## TASK BRIEF:
The records should be copied out again with no alteration.
====== MATERIAL PROVIDED ======
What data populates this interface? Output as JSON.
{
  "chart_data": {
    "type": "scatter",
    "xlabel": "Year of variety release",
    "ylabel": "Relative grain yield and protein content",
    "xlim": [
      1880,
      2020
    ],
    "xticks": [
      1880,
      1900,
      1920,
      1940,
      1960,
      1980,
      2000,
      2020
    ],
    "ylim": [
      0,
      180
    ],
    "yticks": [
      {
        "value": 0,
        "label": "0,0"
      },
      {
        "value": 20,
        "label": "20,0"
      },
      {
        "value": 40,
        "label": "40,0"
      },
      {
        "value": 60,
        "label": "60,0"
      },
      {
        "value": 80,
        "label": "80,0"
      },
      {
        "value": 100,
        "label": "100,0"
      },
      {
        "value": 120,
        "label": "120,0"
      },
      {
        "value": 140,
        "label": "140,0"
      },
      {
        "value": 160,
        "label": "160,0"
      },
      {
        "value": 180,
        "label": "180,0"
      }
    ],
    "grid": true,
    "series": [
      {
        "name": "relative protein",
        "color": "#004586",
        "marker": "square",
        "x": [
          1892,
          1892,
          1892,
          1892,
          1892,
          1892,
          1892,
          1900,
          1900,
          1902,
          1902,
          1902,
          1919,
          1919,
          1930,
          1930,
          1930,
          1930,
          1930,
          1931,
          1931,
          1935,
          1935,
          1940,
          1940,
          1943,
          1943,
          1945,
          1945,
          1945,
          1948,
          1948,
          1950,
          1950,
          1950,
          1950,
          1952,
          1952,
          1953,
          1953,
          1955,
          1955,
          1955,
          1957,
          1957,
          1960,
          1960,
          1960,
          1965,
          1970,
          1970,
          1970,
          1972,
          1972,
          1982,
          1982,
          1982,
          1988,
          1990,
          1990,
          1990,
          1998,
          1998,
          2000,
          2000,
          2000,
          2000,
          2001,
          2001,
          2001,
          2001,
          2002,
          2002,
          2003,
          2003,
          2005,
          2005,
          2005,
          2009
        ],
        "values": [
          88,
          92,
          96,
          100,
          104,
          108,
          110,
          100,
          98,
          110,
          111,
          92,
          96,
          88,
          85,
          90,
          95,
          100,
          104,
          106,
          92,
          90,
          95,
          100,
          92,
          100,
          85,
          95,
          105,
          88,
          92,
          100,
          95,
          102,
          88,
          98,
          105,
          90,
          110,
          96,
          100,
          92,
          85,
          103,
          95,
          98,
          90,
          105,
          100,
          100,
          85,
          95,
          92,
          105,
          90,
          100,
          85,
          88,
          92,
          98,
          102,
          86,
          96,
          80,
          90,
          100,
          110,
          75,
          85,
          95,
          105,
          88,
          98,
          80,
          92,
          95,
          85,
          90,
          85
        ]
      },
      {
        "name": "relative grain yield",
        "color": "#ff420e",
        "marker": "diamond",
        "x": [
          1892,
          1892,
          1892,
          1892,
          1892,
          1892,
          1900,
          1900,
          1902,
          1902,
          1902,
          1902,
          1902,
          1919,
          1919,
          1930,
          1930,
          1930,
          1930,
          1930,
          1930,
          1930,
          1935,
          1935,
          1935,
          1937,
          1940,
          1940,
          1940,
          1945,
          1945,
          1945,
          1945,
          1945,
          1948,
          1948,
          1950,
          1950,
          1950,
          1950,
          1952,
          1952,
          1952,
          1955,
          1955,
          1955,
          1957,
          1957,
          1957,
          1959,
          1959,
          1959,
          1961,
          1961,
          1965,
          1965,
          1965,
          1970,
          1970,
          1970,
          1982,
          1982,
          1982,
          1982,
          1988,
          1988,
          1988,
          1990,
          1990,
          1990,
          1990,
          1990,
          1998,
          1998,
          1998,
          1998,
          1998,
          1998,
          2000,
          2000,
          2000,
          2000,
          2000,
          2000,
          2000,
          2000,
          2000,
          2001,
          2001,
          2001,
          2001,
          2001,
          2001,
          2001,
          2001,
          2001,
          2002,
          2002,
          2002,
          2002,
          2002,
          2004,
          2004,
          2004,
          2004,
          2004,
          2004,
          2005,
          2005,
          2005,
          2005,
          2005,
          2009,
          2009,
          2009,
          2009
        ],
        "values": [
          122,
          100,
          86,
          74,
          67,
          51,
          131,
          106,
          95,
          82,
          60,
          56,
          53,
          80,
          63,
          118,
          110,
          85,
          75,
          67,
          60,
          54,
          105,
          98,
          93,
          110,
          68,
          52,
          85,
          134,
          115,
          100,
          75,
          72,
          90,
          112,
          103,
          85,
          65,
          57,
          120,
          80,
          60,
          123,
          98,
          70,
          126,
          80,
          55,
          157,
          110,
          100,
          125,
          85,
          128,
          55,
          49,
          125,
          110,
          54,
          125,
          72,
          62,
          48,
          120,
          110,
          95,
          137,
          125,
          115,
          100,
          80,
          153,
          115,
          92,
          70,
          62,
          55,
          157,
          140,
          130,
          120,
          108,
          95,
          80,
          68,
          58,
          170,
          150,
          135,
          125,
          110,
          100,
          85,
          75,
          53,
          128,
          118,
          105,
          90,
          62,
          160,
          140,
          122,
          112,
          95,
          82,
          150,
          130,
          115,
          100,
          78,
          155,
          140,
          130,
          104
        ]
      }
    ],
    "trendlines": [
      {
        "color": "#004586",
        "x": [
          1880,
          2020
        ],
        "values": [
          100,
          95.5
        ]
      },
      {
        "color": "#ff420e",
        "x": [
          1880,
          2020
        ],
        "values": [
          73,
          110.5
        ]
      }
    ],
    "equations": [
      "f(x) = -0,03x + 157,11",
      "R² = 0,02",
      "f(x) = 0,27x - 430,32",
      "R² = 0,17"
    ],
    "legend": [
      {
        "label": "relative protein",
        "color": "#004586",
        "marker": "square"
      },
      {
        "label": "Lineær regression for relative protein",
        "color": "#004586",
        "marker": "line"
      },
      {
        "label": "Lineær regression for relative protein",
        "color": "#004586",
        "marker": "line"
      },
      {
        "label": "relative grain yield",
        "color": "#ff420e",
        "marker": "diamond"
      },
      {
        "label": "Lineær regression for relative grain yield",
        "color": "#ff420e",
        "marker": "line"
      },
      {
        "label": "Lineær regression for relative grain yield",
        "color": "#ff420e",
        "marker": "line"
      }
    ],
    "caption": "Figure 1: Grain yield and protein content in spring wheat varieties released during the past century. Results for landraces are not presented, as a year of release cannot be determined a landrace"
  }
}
======
## YOUR SOLUTION:
What data populates this interface? Output as JSON.
{
  "chart_data": {
    "type": "scatter",
    "xlabel": "Year of variety release",
    "ylabel": "Relative grain yield and protein content",
    "xlim": [
      1880,
      2020
    ],
    "xticks": [
      1880,
      1900,
      1920,
      1940,
      1960,
      1980,
      2000,
      2020
    ],
    "ylim": [
      0,
      180
    ],
    "yticks": [
      {
        "value": 0,
        "label": "0,0"
      },
      {
        "value": 20,
        "label": "20,0"
      },
      {
        "value": 40,
        "label": "40,0"
      },
      {
        "value": 60,
        "label": "60,0"
      },
      {
        "value": 80,
        "label": "80,0"
      },
      {
        "value": 100,
        "label": "100,0"
      },
      {
        "value": 120,
        "label": "120,0"
      },
      {
        "value": 140,
        "label": "140,0"
      },
      {
        "value": 160,
        "label": "160,0"
      },
      {
        "value": 180,
        "label": "180,0"
      }
    ],
    "grid": true,
    "series": [
      {
        "name": "relative protein",
        "color": "#004586",
        "marker": "square",
        "x": [
          1892,
          1892,
          1892,
          1892,
          1892,
          1892,
          1892,
          1900,
          1900,
          1902,
          1902,
          1902,
          1919,
          1919,
          1930,
          1930,
          1930,
          1930,
          1930,
          1931,
          1931,
          1935,
          1935,
          1940,
          1940,
          1943,
          1943,
          1945,
          1945,
          1945,
          1948,
          1948,
          1950,
          1950,
          1950,
          1950,
          1952,
          1952,
          1953,
          1953,
          1955,
          1955,
          1955,
          1957,
          1957,
          1960,
          1960,
          1960,
          1965,
          1970,
          1970,
          1970,
          1972,
          1972,
          1982,
          1982,
          1982,
          1988,
          1990,
          1990,
          1990,
          1998,
          1998,
          2000,
          2000,
          2000,
          2000,
          2001,
          2001,
          2001,
          2001,
          2002,
          2002,
          2003,
          2003,
          2005,
          2005,
          2005,
          2009
        ],
        "values": [
          88,
          92,
          96,
          100,
          104,
          108,
          110,
          100,
          98,
          110,
          111,
          92,
          96,
          88,
          85,
          90,
          95,
          100,
          104,
          106,
          92,
          90,
          95,
          100,
          92,
          100,
          85,
          95,
          105,
          88,
          92,
          100,
          95,
          102,
          88,
          98,
          105,
          90,
          110,
          96,
          100,
          92,
          85,
          103,
          95,
          98,
          90,
          105,
          100,
          100,
          85,
          95,
          92,
          105,
          90,
          100,
          85,
          88,
          92,
          98,
          102,
          86,
          96,
          80,
          90,
          100,
          110,
          75,
          85,
          95,
          105,
          88,
          98,
          80,
          92,
          95,
          85,
          90,
          85
        ]
      },
      {
        "name": "relative grain yield",
        "color": "#ff420e",
        "marker": "diamond",
        "x": [
          1892,
          1892,
          1892,
          1892,
          1892,
          1892,
          1900,
          1900,
          1902,
          1902,
          1902,
          1902,
          1902,
          1919,
          1919,
          1930,
          1930,
          1930,
          1930,
          1930,
          1930,
          1930,
          1935,
          1935,
          1935,
          1937,
          1940,
          1940,
          1940,
          1945,
          1945,
          1945,
          1945,
          1945,
          1948,
          1948,
          1950,
          1950,
          1950,
          1950,
          1952,
          1952,
          1952,
          1955,
          1955,
          1955,
          1957,
          1957,
          1957,
          1959,
          1959,
          1959,
          1961,
          1961,
          1965,
          1965,
          1965,
          1970,
          1970,
          1970,
          1982,
          1982,
          1982,
          1982,
          1988,
          1988,
          1988,
          1990,
          1990,
          1990,
          1990,
          1990,
          1998,
          1998,
          1998,
          1998,
          1998,
          1998,
          2000,
          2000,
          2000,
          2000,
          2000,
          2000,
          2000,
          2000,
          2000,
          2001,
          2001,
          2001,
          2001,
          2001,
          2001,
          2001,
          2001,
          2001,
          2002,
          2002,
          2002,
          2002,
          2002,
          2004,
          2004,
          2004,
          2004,
          2004,
          2004,
          2005,
          2005,
          2005,
          2005,
          2005,
          2009,
          2009,
          2009,
          2009
        ],
        "values": [
          122,
          100,
          86,
          74,
          67,
          51,
          131,
          106,
          95,
          82,
          60,
          56,
          53,
          80,
          63,
          118,
          110,
          85,
          75,
          67,
          60,
          54,
          105,
          98,
          93,
          110,
          68,
          52,
          85,
          134,
          115,
          100,
          75,
          72,
          90,
          112,
          103,
          85,
          65,
          57,
          120,
          80,
          60,
          123,
          98,
          70,
          126,
          80,
          55,
          157,
          110,
          100,
          125,
          85,
          128,
          55,
          49,
          125,
          110,
          54,
          125,
          72,
          62,
          48,
          120,
          110,
          95,
          137,
          125,
          115,
          100,
          80,
          153,
          115,
          92,
          70,
          62,
          55,
          157,
          140,
          130,
          120,
          108,
          95,
          80,
          68,
          58,
          170,
          150,
          135,
          125,
          110,
          100,
          85,
          75,
          53,
          128,
          118,
          105,
          90,
          62,
          160,
          140,
          122,
          112,
          95,
          82,
          150,
          130,
          115,
          100,
          78,
          155,
          140,
          130,
          104
        ]
      }
    ],
    "trendlines": [
      {
        "color": "#004586",
        "x": [
          1880,
          2020
        ],
        "values": [
          100,
          95.5
        ]
      },
      {
        "color": "#ff420e",
        "x": [
          1880,
          2020
        ],
        "values": [
          73,
          110.5
        ]
      }
    ],
    "equations": [
      "f(x) = -0,03x + 157,11",
      "R² = 0,02",
      "f(x) = 0,27x - 430,32",
      "R² = 0,17"
    ],
    "legend": [
      {
        "label": "relative protein",
        "color": "#004586",
        "marker": "square"
      },
      {
        "label": "Lineær regression for relative protein",
        "color": "#004586",
        "marker": "line"
      },
      {
        "label": "Lineær regression for relative protein",
        "color": "#004586",
        "marker": "line"
      },
      {
        "label": "relative grain yield",
        "color": "#ff420e",
        "marker": "diamond"
      },
      {
        "label": "Lineær regression for relative grain yield",
        "color": "#ff420e",
        "marker": "line"
      },
      {
        "label": "Lineær regression for relative grain yield",
        "color": "#ff420e",
        "marker": "line"
      }
    ],
    "caption": "Figure 1: Grain yield and protein content in spring wheat varieties released during the past century. Results for landraces are not presented, as a year of release cannot be determined a landrace"
  }
}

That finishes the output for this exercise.